Given task
Identify and copy all lines of the material where the string "exposed" is found.

[Stored records]

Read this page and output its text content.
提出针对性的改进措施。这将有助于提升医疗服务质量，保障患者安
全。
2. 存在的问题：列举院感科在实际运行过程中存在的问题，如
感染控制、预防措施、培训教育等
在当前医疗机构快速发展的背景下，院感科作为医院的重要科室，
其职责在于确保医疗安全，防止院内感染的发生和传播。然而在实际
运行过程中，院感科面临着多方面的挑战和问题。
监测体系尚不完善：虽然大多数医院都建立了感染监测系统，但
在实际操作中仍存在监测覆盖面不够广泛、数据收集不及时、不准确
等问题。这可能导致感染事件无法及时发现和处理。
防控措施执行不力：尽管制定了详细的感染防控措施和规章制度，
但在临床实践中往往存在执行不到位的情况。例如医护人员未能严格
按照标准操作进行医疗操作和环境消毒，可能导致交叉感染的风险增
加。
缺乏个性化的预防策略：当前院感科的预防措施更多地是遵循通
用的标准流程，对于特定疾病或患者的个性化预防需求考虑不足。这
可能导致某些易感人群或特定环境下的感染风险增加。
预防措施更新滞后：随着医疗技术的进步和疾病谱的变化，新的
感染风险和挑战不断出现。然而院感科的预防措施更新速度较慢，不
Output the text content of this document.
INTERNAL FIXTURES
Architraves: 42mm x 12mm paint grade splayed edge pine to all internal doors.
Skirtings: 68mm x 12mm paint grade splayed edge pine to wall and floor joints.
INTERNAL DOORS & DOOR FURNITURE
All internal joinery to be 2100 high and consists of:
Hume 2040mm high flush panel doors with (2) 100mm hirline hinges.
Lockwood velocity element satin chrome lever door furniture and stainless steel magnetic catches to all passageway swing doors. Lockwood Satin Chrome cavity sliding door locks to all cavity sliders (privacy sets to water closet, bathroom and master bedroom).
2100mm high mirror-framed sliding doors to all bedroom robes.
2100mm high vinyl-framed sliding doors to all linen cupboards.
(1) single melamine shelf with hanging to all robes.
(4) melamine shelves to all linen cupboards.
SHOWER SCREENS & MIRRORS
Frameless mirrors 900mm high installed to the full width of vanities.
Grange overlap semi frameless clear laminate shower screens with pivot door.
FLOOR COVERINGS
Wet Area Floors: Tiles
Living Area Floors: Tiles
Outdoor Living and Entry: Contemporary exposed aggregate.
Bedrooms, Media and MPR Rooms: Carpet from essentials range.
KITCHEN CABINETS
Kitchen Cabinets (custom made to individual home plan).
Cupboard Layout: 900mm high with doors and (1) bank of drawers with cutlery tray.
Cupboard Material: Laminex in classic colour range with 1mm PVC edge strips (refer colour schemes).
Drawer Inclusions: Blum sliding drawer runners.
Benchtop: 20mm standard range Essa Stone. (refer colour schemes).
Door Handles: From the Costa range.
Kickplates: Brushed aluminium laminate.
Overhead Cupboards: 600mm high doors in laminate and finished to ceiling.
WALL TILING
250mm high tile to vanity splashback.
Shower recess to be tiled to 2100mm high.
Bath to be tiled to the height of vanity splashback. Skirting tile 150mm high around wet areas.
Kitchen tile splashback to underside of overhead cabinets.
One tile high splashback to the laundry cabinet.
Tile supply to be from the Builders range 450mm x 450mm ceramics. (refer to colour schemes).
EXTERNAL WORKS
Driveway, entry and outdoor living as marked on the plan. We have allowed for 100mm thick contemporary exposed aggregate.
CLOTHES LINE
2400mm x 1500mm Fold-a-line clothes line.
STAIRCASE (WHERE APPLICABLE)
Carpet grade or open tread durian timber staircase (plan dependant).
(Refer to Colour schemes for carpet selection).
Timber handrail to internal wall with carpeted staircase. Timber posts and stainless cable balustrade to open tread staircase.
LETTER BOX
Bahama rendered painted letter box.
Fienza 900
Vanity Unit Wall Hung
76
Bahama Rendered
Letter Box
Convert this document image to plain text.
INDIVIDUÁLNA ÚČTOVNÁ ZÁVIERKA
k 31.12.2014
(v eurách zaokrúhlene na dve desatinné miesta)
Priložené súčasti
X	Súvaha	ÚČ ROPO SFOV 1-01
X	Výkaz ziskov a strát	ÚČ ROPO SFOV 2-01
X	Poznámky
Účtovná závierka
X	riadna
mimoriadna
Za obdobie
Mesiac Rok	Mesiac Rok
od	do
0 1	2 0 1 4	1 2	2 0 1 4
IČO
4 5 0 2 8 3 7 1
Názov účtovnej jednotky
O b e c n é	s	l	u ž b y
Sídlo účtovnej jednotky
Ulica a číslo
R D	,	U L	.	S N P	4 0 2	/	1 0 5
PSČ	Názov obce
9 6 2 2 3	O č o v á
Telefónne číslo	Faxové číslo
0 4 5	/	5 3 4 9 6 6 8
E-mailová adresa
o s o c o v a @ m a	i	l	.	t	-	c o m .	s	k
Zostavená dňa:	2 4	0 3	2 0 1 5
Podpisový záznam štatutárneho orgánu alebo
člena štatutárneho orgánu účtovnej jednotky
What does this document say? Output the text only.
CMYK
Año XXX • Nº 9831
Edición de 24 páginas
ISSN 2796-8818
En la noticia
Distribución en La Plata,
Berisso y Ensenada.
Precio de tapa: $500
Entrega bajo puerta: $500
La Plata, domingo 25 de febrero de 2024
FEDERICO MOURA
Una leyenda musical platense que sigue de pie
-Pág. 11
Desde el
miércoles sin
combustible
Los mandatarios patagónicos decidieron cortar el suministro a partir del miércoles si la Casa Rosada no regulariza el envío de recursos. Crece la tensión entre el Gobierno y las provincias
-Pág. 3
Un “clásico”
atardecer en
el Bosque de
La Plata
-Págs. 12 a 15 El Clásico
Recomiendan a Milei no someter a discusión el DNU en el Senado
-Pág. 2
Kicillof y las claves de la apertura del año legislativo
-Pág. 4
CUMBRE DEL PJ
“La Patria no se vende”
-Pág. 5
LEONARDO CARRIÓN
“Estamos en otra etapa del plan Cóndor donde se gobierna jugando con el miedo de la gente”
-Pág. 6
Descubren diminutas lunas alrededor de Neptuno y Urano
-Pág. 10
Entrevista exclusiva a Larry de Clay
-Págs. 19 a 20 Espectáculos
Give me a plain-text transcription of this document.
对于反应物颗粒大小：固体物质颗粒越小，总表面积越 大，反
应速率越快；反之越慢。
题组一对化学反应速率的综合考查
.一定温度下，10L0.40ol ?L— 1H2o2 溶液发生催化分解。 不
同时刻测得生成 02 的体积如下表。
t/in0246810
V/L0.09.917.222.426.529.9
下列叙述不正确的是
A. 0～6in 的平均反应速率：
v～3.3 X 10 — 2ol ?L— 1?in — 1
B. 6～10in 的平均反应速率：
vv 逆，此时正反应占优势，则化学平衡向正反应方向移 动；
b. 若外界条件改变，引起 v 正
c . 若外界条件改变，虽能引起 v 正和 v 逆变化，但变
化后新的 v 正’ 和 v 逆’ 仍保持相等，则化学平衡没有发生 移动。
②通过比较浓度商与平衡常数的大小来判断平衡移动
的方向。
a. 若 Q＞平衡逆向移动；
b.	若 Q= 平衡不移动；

Written solution
Outdoor Living and Entry: Contemporary exposed aggregate.
Driveway, entry and outdoor living as marked on the plan. We have allowed for 100mm thick contemporary exposed aggregate.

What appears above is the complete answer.